----- Information given

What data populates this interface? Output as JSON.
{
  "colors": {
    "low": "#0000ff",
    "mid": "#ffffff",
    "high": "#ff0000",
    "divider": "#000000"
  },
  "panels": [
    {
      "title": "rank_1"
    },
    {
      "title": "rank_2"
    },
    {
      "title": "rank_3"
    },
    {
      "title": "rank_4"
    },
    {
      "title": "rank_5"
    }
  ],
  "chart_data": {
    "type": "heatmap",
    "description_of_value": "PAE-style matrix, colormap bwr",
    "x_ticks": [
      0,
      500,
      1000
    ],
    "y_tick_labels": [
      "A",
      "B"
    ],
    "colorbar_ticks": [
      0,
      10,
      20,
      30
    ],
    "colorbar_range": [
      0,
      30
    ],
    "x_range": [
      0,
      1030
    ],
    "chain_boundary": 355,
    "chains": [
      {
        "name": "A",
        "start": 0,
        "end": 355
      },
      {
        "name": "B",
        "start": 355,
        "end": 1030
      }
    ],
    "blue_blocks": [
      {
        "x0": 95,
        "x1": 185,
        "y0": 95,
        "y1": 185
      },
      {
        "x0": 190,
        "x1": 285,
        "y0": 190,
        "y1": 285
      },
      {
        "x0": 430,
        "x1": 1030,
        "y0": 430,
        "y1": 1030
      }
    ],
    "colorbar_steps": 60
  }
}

----------

Write out every line exactly as it stands.

What data populates this interface? Output as JSON.
{
  "colors": {
    "low": "#0000ff",
    "mid": "#ffffff",
    "high": "#ff0000",
    "divider": "#000000"
  },
  "panels": [
    {
      "title": "rank_1"
    },
    {
      "title": "rank_2"
    },
    {
      "title": "rank_3"
    },
    {
      "title": "rank_4"
    },
    {
      "title": "rank_5"
    }
  ],
  "chart_data": {
    "type": "heatmap",
    "description_of_value": "PAE-style matrix, colormap bwr",
    "x_ticks": [
      0,
      500,
      1000
    ],
    "y_tick_labels": [
      "A",
      "B"
    ],
    "colorbar_ticks": [
      0,
      10,
      20,
      30
    ],
    "colorbar_range": [
      0,
      30
    ],
    "x_range": [
      0,
      1030
    ],
    "chain_boundary": 355,
    "chains": [
      {
        "name": "A",
        "start": 0,
        "end": 355
      },
      {
        "name": "B",
        "start": 355,
        "end": 1030
      }
    ],
    "blue_blocks": [
      {
        "x0": 95,
        "x1": 185,
        "y0": 95,
        "y1": 185
      },
      {
        "x0": 190,
        "x1": 285,
        "y0": 190,
        "y1": 285
      },
      {
        "x0": 430,
        "x1": 1030,
        "y0": 430,
        "y1": 1030
      }
    ],
    "colorbar_steps": 60
  }
}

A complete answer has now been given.